→ Required task: Report all lines from the entries below in which "WATER" appears.

--- Input records ---

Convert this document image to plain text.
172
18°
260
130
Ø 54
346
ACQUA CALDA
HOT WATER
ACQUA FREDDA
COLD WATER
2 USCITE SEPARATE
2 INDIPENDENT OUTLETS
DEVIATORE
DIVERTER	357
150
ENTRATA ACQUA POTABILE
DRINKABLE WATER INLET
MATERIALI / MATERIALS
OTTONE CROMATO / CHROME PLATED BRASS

---

→ Solved problem:
HOT WATER
COLD WATER
DRINKABLE WATER INLET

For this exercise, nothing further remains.